GIVEN REQUEST:
Write out the full set of records below exactly.

○ ○ ○

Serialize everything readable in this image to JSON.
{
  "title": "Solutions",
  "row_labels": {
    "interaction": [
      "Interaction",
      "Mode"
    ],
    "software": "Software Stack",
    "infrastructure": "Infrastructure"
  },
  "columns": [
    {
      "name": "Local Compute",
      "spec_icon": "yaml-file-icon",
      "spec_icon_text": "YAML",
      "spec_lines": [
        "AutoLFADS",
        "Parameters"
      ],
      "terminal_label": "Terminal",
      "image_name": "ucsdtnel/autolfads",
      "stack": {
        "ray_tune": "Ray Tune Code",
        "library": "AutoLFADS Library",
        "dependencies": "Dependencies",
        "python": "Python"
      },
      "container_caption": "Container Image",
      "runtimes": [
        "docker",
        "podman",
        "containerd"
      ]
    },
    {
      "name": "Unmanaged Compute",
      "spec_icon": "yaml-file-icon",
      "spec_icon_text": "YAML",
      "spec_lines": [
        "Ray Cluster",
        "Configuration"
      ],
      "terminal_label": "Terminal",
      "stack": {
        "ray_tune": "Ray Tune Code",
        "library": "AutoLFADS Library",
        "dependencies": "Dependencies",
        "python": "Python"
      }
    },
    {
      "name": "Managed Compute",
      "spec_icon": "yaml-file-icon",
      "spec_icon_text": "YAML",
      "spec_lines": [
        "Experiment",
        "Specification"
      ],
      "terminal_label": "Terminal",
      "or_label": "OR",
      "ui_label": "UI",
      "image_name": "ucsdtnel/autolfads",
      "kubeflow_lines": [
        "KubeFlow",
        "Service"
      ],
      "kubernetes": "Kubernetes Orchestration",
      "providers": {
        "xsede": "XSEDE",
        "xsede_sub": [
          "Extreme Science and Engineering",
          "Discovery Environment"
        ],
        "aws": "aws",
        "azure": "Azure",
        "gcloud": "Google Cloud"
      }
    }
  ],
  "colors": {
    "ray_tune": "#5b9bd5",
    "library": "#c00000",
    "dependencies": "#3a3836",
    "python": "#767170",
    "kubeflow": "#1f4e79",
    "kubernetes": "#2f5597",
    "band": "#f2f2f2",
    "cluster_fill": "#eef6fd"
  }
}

○ ○ ○

OUTPUT OF THE EXERCISE:
Serialize everything readable in this image to JSON.
{
  "title": "Solutions",
  "row_labels": {
    "interaction": [
      "Interaction",
      "Mode"
    ],
    "software": "Software Stack",
    "infrastructure": "Infrastructure"
  },
  "columns": [
    {
      "name": "Local Compute",
      "spec_icon": "yaml-file-icon",
      "spec_icon_text": "YAML",
      "spec_lines": [
        "AutoLFADS",
        "Parameters"
      ],
      "terminal_label": "Terminal",
      "image_name": "ucsdtnel/autolfads",
      "stack": {
        "ray_tune": "Ray Tune Code",
        "library": "AutoLFADS Library",
        "dependencies": "Dependencies",
        "python": "Python"
      },
      "container_caption": "Container Image",
      "runtimes": [
        "docker",
        "podman",
        "containerd"
      ]
    },
    {
      "name": "Unmanaged Compute",
      "spec_icon": "yaml-file-icon",
      "spec_icon_text": "YAML",
      "spec_lines": [
        "Ray Cluster",
        "Configuration"
      ],
      "terminal_label": "Terminal",
      "stack": {
        "ray_tune": "Ray Tune Code",
        "library": "AutoLFADS Library",
        "dependencies": "Dependencies",
        "python": "Python"
      }
    },
    {
      "name": "Managed Compute",
      "spec_icon": "yaml-file-icon",
      "spec_icon_text": "YAML",
      "spec_lines": [
        "Experiment",
        "Specification"
      ],
      "terminal_label": "Terminal",
      "or_label": "OR",
      "ui_label": "UI",
      "image_name": "ucsdtnel/autolfads",
      "kubeflow_lines": [
        "KubeFlow",
        "Service"
      ],
      "kubernetes": "Kubernetes Orchestration",
      "providers": {
        "xsede": "XSEDE",
        "xsede_sub": [
          "Extreme Science and Engineering",
          "Discovery Environment"
        ],
        "aws": "aws",
        "azure": "Azure",
        "gcloud": "Google Cloud"
      }
    }
  ],
  "colors": {
    "ray_tune": "#5b9bd5",
    "library": "#c00000",
    "dependencies": "#3a3836",
    "python": "#767170",
    "kubeflow": "#1f4e79",
    "kubernetes": "#2f5597",
    "band": "#f2f2f2",
    "cluster_fill": "#eef6fd"
  }
}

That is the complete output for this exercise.